The task:
Return every line of the entries below verbatim, leaving none out.

Labeled box entries:

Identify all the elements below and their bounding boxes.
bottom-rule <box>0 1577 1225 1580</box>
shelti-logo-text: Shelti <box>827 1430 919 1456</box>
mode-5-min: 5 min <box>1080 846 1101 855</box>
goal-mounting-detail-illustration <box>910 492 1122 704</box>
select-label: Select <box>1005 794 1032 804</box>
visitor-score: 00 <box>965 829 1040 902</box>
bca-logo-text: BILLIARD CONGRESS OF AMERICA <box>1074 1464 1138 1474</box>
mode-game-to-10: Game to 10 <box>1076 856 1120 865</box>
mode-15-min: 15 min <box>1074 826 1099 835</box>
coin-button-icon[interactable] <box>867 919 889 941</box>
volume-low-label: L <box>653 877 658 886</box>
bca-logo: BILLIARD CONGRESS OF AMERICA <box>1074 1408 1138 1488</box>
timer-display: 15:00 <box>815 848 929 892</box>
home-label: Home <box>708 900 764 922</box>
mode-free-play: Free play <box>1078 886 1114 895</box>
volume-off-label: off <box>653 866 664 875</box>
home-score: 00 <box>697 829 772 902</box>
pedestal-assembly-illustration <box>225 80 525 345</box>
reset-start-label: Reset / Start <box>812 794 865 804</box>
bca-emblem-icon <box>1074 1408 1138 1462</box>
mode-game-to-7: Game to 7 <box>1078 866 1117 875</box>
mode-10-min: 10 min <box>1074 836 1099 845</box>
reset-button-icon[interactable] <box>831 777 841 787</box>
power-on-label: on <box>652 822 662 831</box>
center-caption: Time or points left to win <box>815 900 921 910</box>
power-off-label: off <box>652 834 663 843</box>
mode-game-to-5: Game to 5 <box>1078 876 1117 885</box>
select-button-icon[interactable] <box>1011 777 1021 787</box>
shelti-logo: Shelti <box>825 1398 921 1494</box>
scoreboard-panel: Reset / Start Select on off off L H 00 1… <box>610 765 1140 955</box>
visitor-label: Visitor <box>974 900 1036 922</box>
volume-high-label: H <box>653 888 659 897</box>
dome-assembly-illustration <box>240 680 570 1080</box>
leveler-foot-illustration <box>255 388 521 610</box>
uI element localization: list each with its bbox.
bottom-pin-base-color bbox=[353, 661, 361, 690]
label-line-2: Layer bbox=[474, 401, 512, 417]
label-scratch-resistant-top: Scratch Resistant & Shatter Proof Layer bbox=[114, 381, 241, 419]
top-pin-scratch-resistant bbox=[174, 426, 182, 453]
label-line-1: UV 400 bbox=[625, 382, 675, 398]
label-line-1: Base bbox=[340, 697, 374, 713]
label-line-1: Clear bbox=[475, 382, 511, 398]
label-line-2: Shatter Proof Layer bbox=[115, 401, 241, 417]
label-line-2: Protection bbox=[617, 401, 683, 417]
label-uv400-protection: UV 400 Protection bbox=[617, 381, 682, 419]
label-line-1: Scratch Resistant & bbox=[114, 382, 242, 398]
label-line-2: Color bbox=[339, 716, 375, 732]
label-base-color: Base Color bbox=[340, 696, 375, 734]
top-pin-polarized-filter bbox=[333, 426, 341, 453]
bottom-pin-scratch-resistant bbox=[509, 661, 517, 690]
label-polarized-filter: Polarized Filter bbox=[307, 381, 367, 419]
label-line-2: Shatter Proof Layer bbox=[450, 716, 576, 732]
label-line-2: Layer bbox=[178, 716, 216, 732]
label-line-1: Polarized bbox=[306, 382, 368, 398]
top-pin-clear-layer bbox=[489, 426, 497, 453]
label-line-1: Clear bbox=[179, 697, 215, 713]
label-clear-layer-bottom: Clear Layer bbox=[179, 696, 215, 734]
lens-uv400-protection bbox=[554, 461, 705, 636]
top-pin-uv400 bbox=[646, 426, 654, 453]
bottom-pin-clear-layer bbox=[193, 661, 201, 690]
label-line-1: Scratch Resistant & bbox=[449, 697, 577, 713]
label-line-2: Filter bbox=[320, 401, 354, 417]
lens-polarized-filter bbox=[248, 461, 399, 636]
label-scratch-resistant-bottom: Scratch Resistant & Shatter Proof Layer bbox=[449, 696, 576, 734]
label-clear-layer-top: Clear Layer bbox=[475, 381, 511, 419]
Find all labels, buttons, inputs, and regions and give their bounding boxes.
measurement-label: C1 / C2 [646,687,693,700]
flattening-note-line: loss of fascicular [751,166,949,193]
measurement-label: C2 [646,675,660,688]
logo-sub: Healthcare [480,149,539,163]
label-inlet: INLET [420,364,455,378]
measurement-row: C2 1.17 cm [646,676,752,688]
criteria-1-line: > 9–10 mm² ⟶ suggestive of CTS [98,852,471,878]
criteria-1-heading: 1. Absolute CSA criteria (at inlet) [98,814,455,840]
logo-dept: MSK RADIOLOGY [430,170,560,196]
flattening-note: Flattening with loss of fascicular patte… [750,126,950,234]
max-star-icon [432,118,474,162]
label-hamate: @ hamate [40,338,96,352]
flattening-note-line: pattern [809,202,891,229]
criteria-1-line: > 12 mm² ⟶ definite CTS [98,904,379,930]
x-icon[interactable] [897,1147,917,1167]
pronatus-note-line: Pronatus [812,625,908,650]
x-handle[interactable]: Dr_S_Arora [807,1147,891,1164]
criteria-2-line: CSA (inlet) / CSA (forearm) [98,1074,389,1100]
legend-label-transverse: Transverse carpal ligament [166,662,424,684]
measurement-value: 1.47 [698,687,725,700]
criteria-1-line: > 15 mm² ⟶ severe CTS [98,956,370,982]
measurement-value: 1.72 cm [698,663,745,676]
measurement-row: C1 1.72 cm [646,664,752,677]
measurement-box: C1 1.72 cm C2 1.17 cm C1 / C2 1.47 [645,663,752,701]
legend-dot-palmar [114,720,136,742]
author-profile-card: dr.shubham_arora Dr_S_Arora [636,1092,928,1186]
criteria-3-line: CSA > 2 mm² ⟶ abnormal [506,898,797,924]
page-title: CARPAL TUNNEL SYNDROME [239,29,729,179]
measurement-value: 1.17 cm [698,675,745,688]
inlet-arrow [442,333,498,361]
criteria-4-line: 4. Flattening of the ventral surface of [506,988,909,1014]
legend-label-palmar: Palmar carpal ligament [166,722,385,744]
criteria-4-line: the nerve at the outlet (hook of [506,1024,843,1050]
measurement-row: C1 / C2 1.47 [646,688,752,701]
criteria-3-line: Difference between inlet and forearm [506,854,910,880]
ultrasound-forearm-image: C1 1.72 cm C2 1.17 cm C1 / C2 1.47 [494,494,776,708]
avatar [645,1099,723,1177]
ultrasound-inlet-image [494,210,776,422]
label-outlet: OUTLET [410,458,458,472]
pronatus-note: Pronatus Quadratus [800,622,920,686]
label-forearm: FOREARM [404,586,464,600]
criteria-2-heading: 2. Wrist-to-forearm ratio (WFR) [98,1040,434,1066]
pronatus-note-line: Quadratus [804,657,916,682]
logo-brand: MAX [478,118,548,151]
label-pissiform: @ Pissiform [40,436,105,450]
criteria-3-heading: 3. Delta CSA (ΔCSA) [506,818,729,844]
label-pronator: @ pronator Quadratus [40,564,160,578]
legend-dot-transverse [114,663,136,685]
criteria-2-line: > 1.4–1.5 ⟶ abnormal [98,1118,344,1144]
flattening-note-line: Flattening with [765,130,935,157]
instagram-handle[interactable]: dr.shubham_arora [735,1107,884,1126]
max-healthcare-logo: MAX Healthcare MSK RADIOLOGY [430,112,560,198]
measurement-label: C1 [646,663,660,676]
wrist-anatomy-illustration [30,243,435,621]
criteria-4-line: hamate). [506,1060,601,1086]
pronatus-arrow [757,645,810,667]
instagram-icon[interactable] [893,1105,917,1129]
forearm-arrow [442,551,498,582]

Written solution:
Identify all the elements below and their bounding boxes.
bottom-rule <box>0 1577 1225 1580</box>
shelti-logo-text: Shelti <box>827 1430 919 1456</box>
mode-5-min: 5 min <box>1080 846 1101 855</box>
goal-mounting-detail-illustration <box>910 492 1122 704</box>
select-label: Select <box>1005 794 1032 804</box>
visitor-score: 00 <box>965 829 1040 902</box>
bca-logo-text: BILLIARD CONGRESS OF AMERICA <box>1074 1464 1138 1474</box>
mode-game-to-10: Game to 10 <box>1076 856 1120 865</box>
mode-15-min: 15 min <box>1074 826 1099 835</box>
coin-button-icon[interactable] <box>867 919 889 941</box>
volume-low-label: L <box>653 877 658 886</box>
bca-logo: BILLIARD CONGRESS OF AMERICA <box>1074 1408 1138 1488</box>
timer-display: 15:00 <box>815 848 929 892</box>
home-label: Home <box>708 900 764 922</box>
mode-free-play: Free play <box>1078 886 1114 895</box>
volume-off-label: off <box>653 866 664 875</box>
home-score: 00 <box>697 829 772 902</box>
pedestal-assembly-illustration <box>225 80 525 345</box>
reset-start-label: Reset / Start <box>812 794 865 804</box>
bca-emblem-icon <box>1074 1408 1138 1462</box>
mode-game-to-7: Game to 7 <box>1078 866 1117 875</box>
mode-10-min: 10 min <box>1074 836 1099 845</box>
reset-button-icon[interactable] <box>831 777 841 787</box>
power-on-label: on <box>652 822 662 831</box>
center-caption: Time or points left to win <box>815 900 921 910</box>
power-off-label: off <box>652 834 663 843</box>
mode-game-to-5: Game to 5 <box>1078 876 1117 885</box>
select-button-icon[interactable] <box>1011 777 1021 787</box>
shelti-logo: Shelti <box>825 1398 921 1494</box>
scoreboard-panel: Reset / Start Select on off off L H 00 1… <box>610 765 1140 955</box>
visitor-label: Visitor <box>974 900 1036 922</box>
volume-high-label: H <box>653 888 659 897</box>
dome-assembly-illustration <box>240 680 570 1080</box>
leveler-foot-illustration <box>255 388 521 610</box>
uI element localization: list each with its bbox.
bottom-pin-base-color bbox=[353, 661, 361, 690]
label-line-2: Layer bbox=[474, 401, 512, 417]
label-scratch-resistant-top: Scratch Resistant & Shatter Proof Layer bbox=[114, 381, 241, 419]
top-pin-scratch-resistant bbox=[174, 426, 182, 453]
label-line-1: UV 400 bbox=[625, 382, 675, 398]
label-line-1: Base bbox=[340, 697, 374, 713]
label-line-1: Clear bbox=[475, 382, 511, 398]
label-line-2: Shatter Proof Layer bbox=[115, 401, 241, 417]
label-line-2: Protection bbox=[617, 401, 683, 417]
label-uv400-protection: UV 400 Protection bbox=[617, 381, 682, 419]
label-line-1: Scratch Resistant & bbox=[114, 382, 242, 398]
label-line-2: Color bbox=[339, 716, 375, 732]
label-base-color: Base Color bbox=[340, 696, 375, 734]
top-pin-polarized-filter bbox=[333, 426, 341, 453]
bottom-pin-scratch-resistant bbox=[509, 661, 517, 690]
label-polarized-filter: Polarized Filter bbox=[307, 381, 367, 419]
label-line-2: Shatter Proof Layer bbox=[450, 716, 576, 732]
label-line-2: Layer bbox=[178, 716, 216, 732]
label-line-1: Polarized bbox=[306, 382, 368, 398]
top-pin-clear-layer bbox=[489, 426, 497, 453]
label-line-1: Clear bbox=[179, 697, 215, 713]
label-clear-layer-bottom: Clear Layer bbox=[179, 696, 215, 734]
lens-uv400-protection bbox=[554, 461, 705, 636]
top-pin-uv400 bbox=[646, 426, 654, 453]
bottom-pin-clear-layer bbox=[193, 661, 201, 690]
label-line-1: Scratch Resistant & bbox=[449, 697, 577, 713]
label-line-2: Filter bbox=[320, 401, 354, 417]
lens-polarized-filter bbox=[248, 461, 399, 636]
label-scratch-resistant-bottom: Scratch Resistant & Shatter Proof Layer bbox=[449, 696, 576, 734]
label-clear-layer-top: Clear Layer bbox=[475, 381, 511, 419]
Find all labels, buttons, inputs, and regions and give their bounding boxes.
measurement-label: C1 / C2 [646,687,693,700]
flattening-note-line: loss of fascicular [751,166,949,193]
measurement-label: C2 [646,675,660,688]
logo-sub: Healthcare [480,149,539,163]
label-inlet: INLET [420,364,455,378]
measurement-row: C2 1.17 cm [646,676,752,688]
criteria-1-line: > 9–10 mm² ⟶ suggestive of CTS [98,852,471,878]
criteria-1-heading: 1. Absolute CSA criteria (at inlet) [98,814,455,840]
logo-dept: MSK RADIOLOGY [430,170,560,196]
flattening-note: Flattening with loss of fascicular patte… [750,126,950,234]
max-star-icon [432,118,474,162]
label-hamate: @ hamate [40,338,96,352]
flattening-note-line: pattern [809,202,891,229]
criteria-1-line: > 12 mm² ⟶ definite CTS [98,904,379,930]
x-icon[interactable] [897,1147,917,1167]
pronatus-note-line: Pronatus [812,625,908,650]
x-handle[interactable]: Dr_S_Arora [807,1147,891,1164]
criteria-2-line: CSA (inlet) / CSA (forearm) [98,1074,389,1100]
legend-label-transverse: Transverse carpal ligament [166,662,424,684]
measurement-value: 1.47 [698,687,725,700]
criteria-1-line: > 15 mm² ⟶ severe CTS [98,956,370,982]
measurement-value: 1.72 cm [698,663,745,676]
measurement-row: C1 1.72 cm [646,664,752,677]
measurement-box: C1 1.72 cm C2 1.17 cm C1 / C2 1.47 [645,663,752,701]
legend-dot-palmar [114,720,136,742]
author-profile-card: dr.shubham_arora Dr_S_Arora [636,1092,928,1186]
criteria-3-line: CSA > 2 mm² ⟶ abnormal [506,898,797,924]
page-title: CARPAL TUNNEL SYNDROME [239,29,729,179]
measurement-value: 1.17 cm [698,675,745,688]
inlet-arrow [442,333,498,361]
criteria-4-line: 4. Flattening of the ventral surface of [506,988,909,1014]
legend-label-palmar: Palmar carpal ligament [166,722,385,744]
criteria-4-line: the nerve at the outlet (hook of [506,1024,843,1050]
measurement-row: C1 / C2 1.47 [646,688,752,701]
criteria-3-line: Difference between inlet and forearm [506,854,910,880]
ultrasound-forearm-image: C1 1.72 cm C2 1.17 cm C1 / C2 1.47 [494,494,776,708]
avatar [645,1099,723,1177]
ultrasound-inlet-image [494,210,776,422]
label-outlet: OUTLET [410,458,458,472]
pronatus-note: Pronatus Quadratus [800,622,920,686]
label-forearm: FOREARM [404,586,464,600]
criteria-2-heading: 2. Wrist-to-forearm ratio (WFR) [98,1040,434,1066]
pronatus-note-line: Quadratus [804,657,916,682]
logo-brand: MAX [478,118,548,151]
label-pissiform: @ Pissiform [40,436,105,450]
criteria-3-heading: 3. Delta CSA (ΔCSA) [506,818,729,844]
label-pronator: @ pronator Quadratus [40,564,160,578]
legend-dot-transverse [114,663,136,685]
criteria-2-line: > 1.4–1.5 ⟶ abnormal [98,1118,344,1144]
flattening-note-line: Flattening with [765,130,935,157]
instagram-handle[interactable]: dr.shubham_arora [735,1107,884,1126]
max-healthcare-logo: MAX Healthcare MSK RADIOLOGY [430,112,560,198]
measurement-label: C1 [646,663,660,676]
wrist-anatomy-illustration [30,243,435,621]
criteria-4-line: hamate). [506,1060,601,1086]
pronatus-arrow [757,645,810,667]
instagram-icon[interactable] [893,1105,917,1129]
forearm-arrow [442,551,498,582]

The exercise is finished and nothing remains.